#### Goal:
Using the data below, gather each line that includes the word "true".
═══ Data for processing
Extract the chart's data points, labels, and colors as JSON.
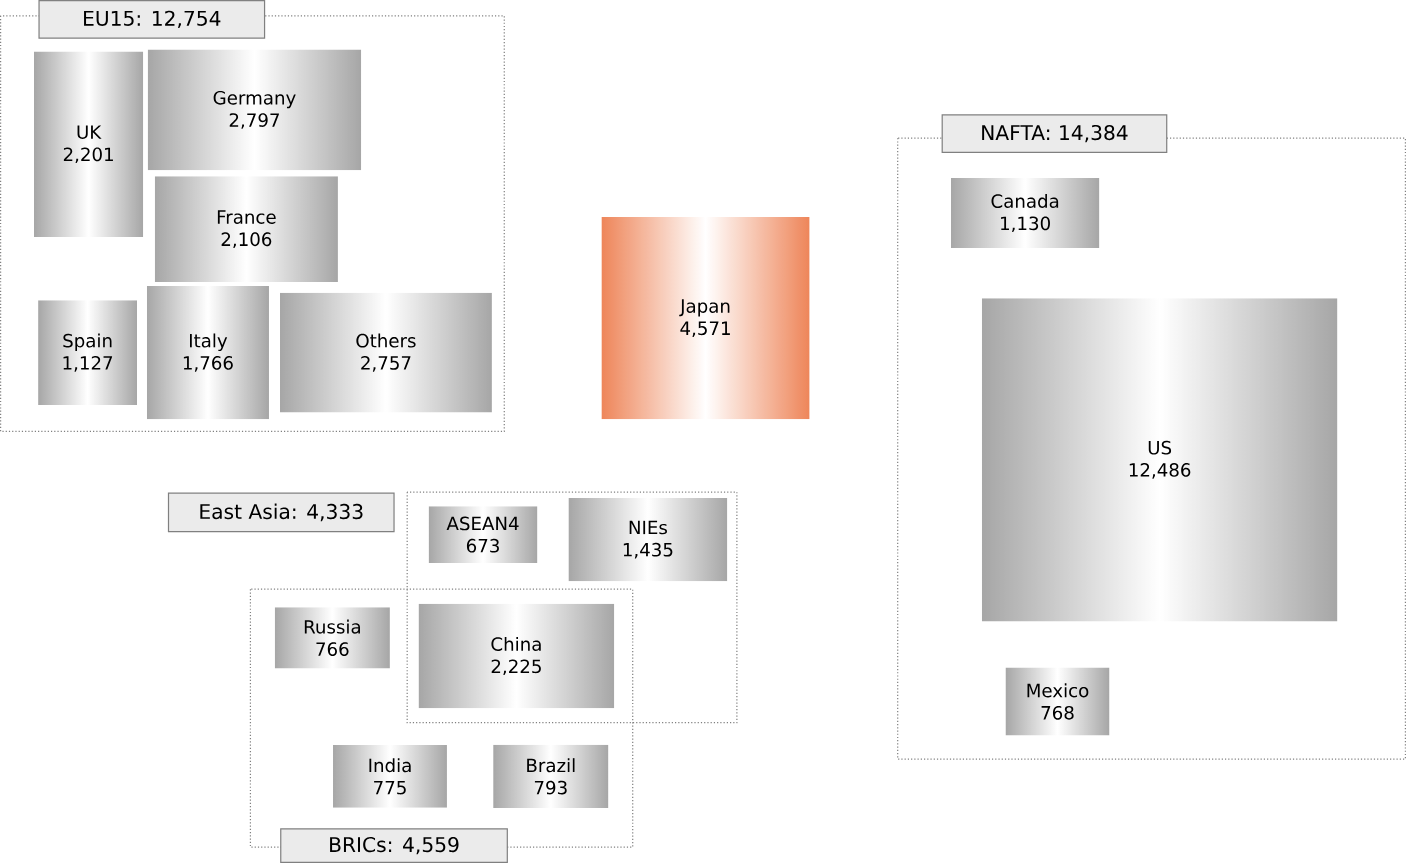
{
  "chart_data": {
    "type": "other",
    "categories": [
      "UK",
      "Germany",
      "France",
      "Spain",
      "Italy",
      "Others",
      "Japan",
      "Canada",
      "US",
      "Mexico",
      "ASEAN4",
      "NIEs",
      "Russia",
      "China",
      "India",
      "Brazil"
    ],
    "values": [
      2201,
      2797,
      2106,
      1127,
      1766,
      2757,
      4571,
      1130,
      12486,
      768,
      673,
      1435,
      766,
      2225,
      775,
      793
    ],
    "colors": [
      "#a6a6a6",
      "#a6a6a6",
      "#a6a6a6",
      "#a6a6a6",
      "#a6a6a6",
      "#a6a6a6",
      "#ee8559",
      "#a6a6a6",
      "#a6a6a6",
      "#a6a6a6",
      "#a6a6a6",
      "#a6a6a6",
      "#a6a6a6",
      "#a6a6a6",
      "#a6a6a6",
      "#a6a6a6"
    ],
    "value_labels": [
      "2,201",
      "2,797",
      "2,106",
      "1,127",
      "1,766",
      "2,757",
      "4,571",
      "1,130",
      "12,486",
      "768",
      "673",
      "1,435",
      "766",
      "2,225",
      "775",
      "793"
    ],
    "annotations": [
      "EU15: 12,754",
      "NAFTA: 14,384",
      "East Asia: 4,333",
      "BRICs: 4,559"
    ]
  }
}
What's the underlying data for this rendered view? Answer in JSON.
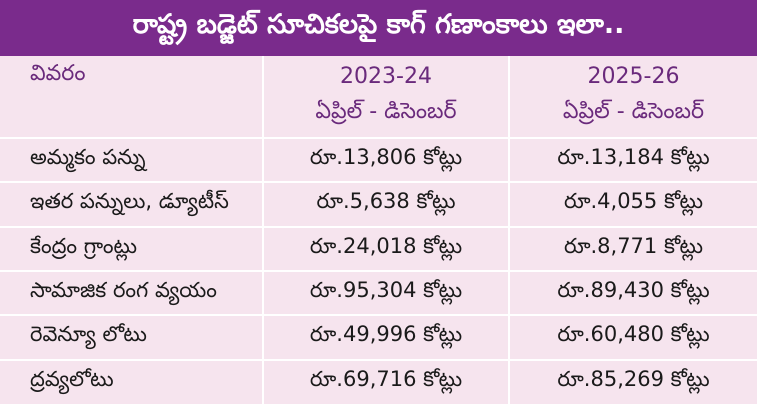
{
  "header": {
    "title": "రాష్ట్ర బడ్జెట్ సూచికలపై కాగ్ గణాంకాలు ఇలా.."
  },
  "table": {
    "columns": [
      "వివరం",
      "2023-24",
      "2025-26"
    ],
    "subheaders": [
      "ఏప్రిల్ - డిసెంబర్",
      "ఏప్రిల్ - డిసెంబర్"
    ],
    "rows": [
      [
        "అమ్మకం పన్ను",
        "రూ.13,806 కోట్లు",
        "రూ.13,184 కోట్లు"
      ],
      [
        "ఇతర పన్నులు, డ్యూటీస్",
        "రూ.5,638 కోట్లు",
        "రూ.4,055 కోట్లు"
      ],
      [
        "కేంద్రం గ్రాంట్లు",
        "రూ.24,018 కోట్లు",
        "రూ.8,771 కోట్లు"
      ],
      [
        "సామాజిక రంగ వ్యయం",
        "రూ.95,304 కోట్లు",
        "రూ.89,430 కోట్లు"
      ],
      [
        "రెవెన్యూ లోటు",
        "రూ.49,996 కోట్లు",
        "రూ.60,480 కోట్లు"
      ],
      [
        "ద్రవ్యలోటు",
        "రూ.69,716 కోట్లు",
        "రూ.85,269 కోట్లు"
      ]
    ]
  }
}
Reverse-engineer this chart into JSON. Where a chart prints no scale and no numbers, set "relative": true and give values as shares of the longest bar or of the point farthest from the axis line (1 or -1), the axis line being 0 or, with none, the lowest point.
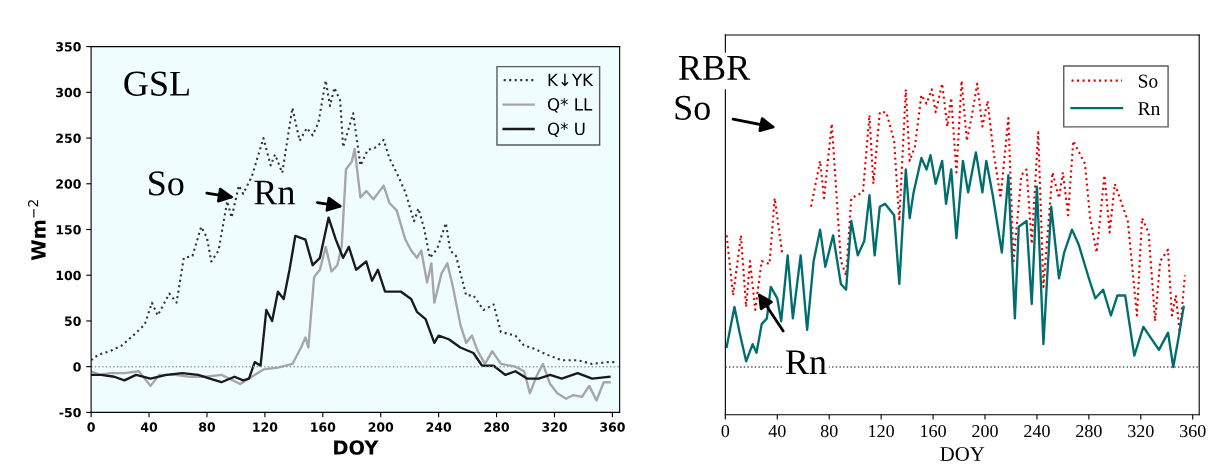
{
  "chart_data": [
    {
      "type": "line",
      "xlabel": "DOY",
      "ylabel": "Wm$^{−2}$",
      "xlim": [
        0,
        365
      ],
      "ylim": [
        -50,
        350
      ],
      "xticks": [
        0,
        40,
        80,
        120,
        160,
        200,
        240,
        280,
        320,
        360
      ],
      "yticks": [
        -50,
        0,
        50,
        100,
        150,
        200,
        250,
        300,
        350
      ],
      "grid": false,
      "legend": "top right",
      "marker": "none",
      "ref_lines": [
        {
          "axis": "y",
          "value": 0,
          "color": "#9a9a9a",
          "line_style": "dotted"
        }
      ],
      "annotations": [
        "GSL",
        {
          "text": "So",
          "x": 99,
          "y": 185
        },
        {
          "text": "Rn",
          "x": 174,
          "y": 175
        }
      ],
      "series": [
        {
          "name": "K↓YK",
          "color": "#333333",
          "line_style": "dotted",
          "x": [
            0,
            5,
            13,
            21,
            29,
            37,
            42,
            46,
            54,
            59,
            64,
            70,
            76,
            80,
            83,
            88,
            94,
            97,
            102,
            105,
            111,
            119,
            124,
            127,
            132,
            139,
            144,
            149,
            153,
            157,
            162,
            165,
            168,
            172,
            174,
            181,
            186,
            191,
            197,
            202,
            206,
            211,
            217,
            223,
            226,
            230,
            234,
            239,
            245,
            248,
            252,
            259,
            264,
            271,
            278,
            283,
            288,
            293,
            299,
            304,
            315,
            325,
            336,
            346,
            357,
            363
          ],
          "values": [
            7,
            13,
            17,
            23,
            34,
            46,
            70,
            56,
            80,
            70,
            119,
            121,
            153,
            141,
            115,
            127,
            181,
            163,
            198,
            189,
            208,
            250,
            220,
            232,
            212,
            283,
            247,
            261,
            253,
            267,
            313,
            285,
            305,
            291,
            240,
            277,
            220,
            237,
            240,
            248,
            228,
            212,
            191,
            159,
            173,
            151,
            119,
            129,
            157,
            127,
            121,
            78,
            78,
            62,
            68,
            38,
            36,
            34,
            23,
            21,
            13,
            7,
            7,
            3,
            5,
            5
          ]
        },
        {
          "name": "Q* LL",
          "color": "#a6a6a6",
          "line_style": "solid",
          "x": [
            0,
            6,
            13,
            23,
            33,
            41,
            47,
            58,
            68,
            79,
            90,
            103,
            109,
            119,
            129,
            139,
            145,
            148,
            150,
            154,
            158,
            162,
            166,
            170,
            173,
            176,
            180,
            182,
            186,
            190,
            195,
            202,
            206,
            211,
            217,
            221,
            225,
            228,
            232,
            235,
            237,
            242,
            246,
            250,
            255,
            259,
            263,
            267,
            272,
            277,
            283,
            293,
            299,
            303,
            308,
            312,
            317,
            322,
            328,
            333,
            339,
            344,
            349,
            354,
            358
          ],
          "values": [
            -5,
            -9,
            -7,
            -7,
            -5,
            -21,
            -9,
            -9,
            -11,
            -11,
            -9,
            -19,
            -13,
            -3,
            -1,
            3,
            21,
            32,
            21,
            98,
            106,
            131,
            104,
            111,
            131,
            216,
            224,
            238,
            185,
            192,
            183,
            198,
            179,
            171,
            139,
            127,
            119,
            127,
            92,
            113,
            70,
            102,
            113,
            86,
            46,
            26,
            34,
            17,
            3,
            17,
            3,
            0,
            -5,
            -29,
            -9,
            3,
            -19,
            -29,
            -35,
            -31,
            -33,
            -21,
            -37,
            -17,
            -17
          ]
        },
        {
          "name": "Q* U",
          "color": "#1a1a1a",
          "line_style": "solid",
          "x": [
            0,
            7,
            16,
            23,
            31,
            41,
            52,
            63,
            74,
            82,
            90,
            99,
            105,
            109,
            113,
            117,
            121,
            125,
            129,
            133,
            137,
            141,
            148,
            153,
            158,
            164,
            169,
            174,
            178,
            183,
            190,
            194,
            198,
            203,
            214,
            221,
            225,
            231,
            237,
            240,
            247,
            255,
            264,
            270,
            278,
            286,
            293,
            301,
            309,
            317,
            325,
            336,
            346,
            358
          ],
          "values": [
            -9,
            -9,
            -11,
            -15,
            -9,
            -13,
            -9,
            -7,
            -9,
            -13,
            -17,
            -11,
            -15,
            -13,
            5,
            1,
            62,
            50,
            82,
            74,
            106,
            143,
            139,
            111,
            119,
            163,
            139,
            119,
            131,
            106,
            115,
            94,
            106,
            82,
            82,
            74,
            60,
            52,
            26,
            34,
            30,
            21,
            15,
            1,
            1,
            -9,
            -5,
            -13,
            -13,
            -9,
            -13,
            -7,
            -13,
            -11
          ]
        }
      ]
    },
    {
      "type": "line",
      "xlabel": "DOY",
      "relative": true,
      "xlim": [
        0,
        365
      ],
      "xticks": [
        0,
        40,
        80,
        120,
        160,
        200,
        240,
        280,
        320,
        360
      ],
      "grid": false,
      "legend": "top right",
      "marker": "none",
      "tick_labels": "x",
      "ref_lines": [
        {
          "axis": "y",
          "value": 0,
          "color": "#555555",
          "line_style": "dotted"
        }
      ],
      "annotations": [
        "RBR",
        "So",
        {
          "text": "Rn",
          "x": 25,
          "y": 0.26
        }
      ],
      "series": [
        {
          "name": "So",
          "color": "#e00000",
          "line_style": "dotted",
          "x": [
            1,
            6,
            12,
            16,
            19,
            23,
            28,
            34,
            38,
            44,
            55,
            66,
            73,
            76,
            82,
            89,
            93,
            97,
            106,
            111,
            114,
            119,
            124,
            130,
            134,
            139,
            142,
            146,
            151,
            155,
            159,
            162,
            167,
            171,
            174,
            178,
            182,
            186,
            190,
            194,
            198,
            202,
            206,
            212,
            218,
            222,
            228,
            232,
            236,
            241,
            245,
            252,
            257,
            260,
            264,
            268,
            277,
            281,
            286,
            292,
            296,
            300,
            310,
            317,
            321,
            326,
            331,
            335,
            341,
            344,
            347,
            350,
            354
          ],
          "values": [
            0.46,
            0.25,
            0.46,
            0.21,
            0.37,
            0.2,
            0.37,
            0.36,
            0.59,
            0.39,
            null,
            0.56,
            0.72,
            0.59,
            0.85,
            0.37,
            0.32,
            0.59,
            0.61,
            0.88,
            0.64,
            0.89,
            0.89,
            0.79,
            0.51,
            0.97,
            0.72,
            0.77,
            0.95,
            0.92,
            0.97,
            0.89,
            0.99,
            0.84,
            0.94,
            0.68,
            1.0,
            0.79,
            0.88,
            0.99,
            0.84,
            0.93,
            0.77,
            0.59,
            0.87,
            0.37,
            0.67,
            0.69,
            0.43,
            0.82,
            0.28,
            0.68,
            0.59,
            0.68,
            0.53,
            0.79,
            0.71,
            0.52,
            0.4,
            0.67,
            0.47,
            0.64,
            0.51,
            0.18,
            0.52,
            0.47,
            0.16,
            0.37,
            0.41,
            0.18,
            0.25,
            0.12,
            0.32
          ]
        },
        {
          "name": "Rn",
          "color": "#006e6e",
          "line_style": "solid",
          "x": [
            1,
            7,
            11,
            16,
            21,
            24,
            28,
            32,
            35,
            40,
            43,
            48,
            52,
            58,
            63,
            68,
            73,
            77,
            83,
            89,
            93,
            97,
            102,
            107,
            111,
            115,
            119,
            123,
            130,
            134,
            139,
            142,
            145,
            151,
            155,
            158,
            162,
            167,
            170,
            174,
            178,
            183,
            187,
            193,
            198,
            201,
            206,
            213,
            218,
            223,
            226,
            232,
            236,
            240,
            245,
            251,
            257,
            261,
            267,
            272,
            280,
            285,
            291,
            297,
            302,
            308,
            315,
            322,
            328,
            334,
            341,
            345,
            349,
            353
          ],
          "values": [
            0.07,
            0.21,
            0.12,
            0.02,
            0.08,
            0.05,
            0.15,
            0.17,
            0.28,
            0.24,
            0.16,
            0.39,
            0.17,
            0.39,
            0.13,
            0.37,
            0.48,
            0.35,
            0.46,
            0.29,
            0.27,
            0.51,
            0.39,
            0.44,
            0.6,
            0.39,
            0.56,
            0.57,
            0.53,
            0.29,
            0.69,
            0.52,
            0.61,
            0.73,
            0.69,
            0.74,
            0.64,
            0.72,
            0.57,
            0.69,
            0.45,
            0.72,
            0.61,
            0.75,
            0.61,
            0.72,
            0.6,
            0.4,
            0.67,
            0.17,
            0.49,
            0.51,
            0.22,
            0.63,
            0.08,
            0.56,
            0.31,
            0.4,
            0.48,
            0.43,
            0.31,
            0.24,
            0.27,
            0.18,
            0.25,
            0.25,
            0.04,
            0.14,
            0.1,
            0.06,
            0.12,
            0.0,
            0.1,
            0.21
          ]
        }
      ]
    }
  ]
}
══════
#### Completed task:
Reverse-engineer this chart into JSON. Where a chart prints no scale and no numbers, set "relative": true and give values as shares of the longest bar or of the point farthest from the axis line (1 or -1), the axis line being 0 or, with none, the lowest point.
      "relative": true,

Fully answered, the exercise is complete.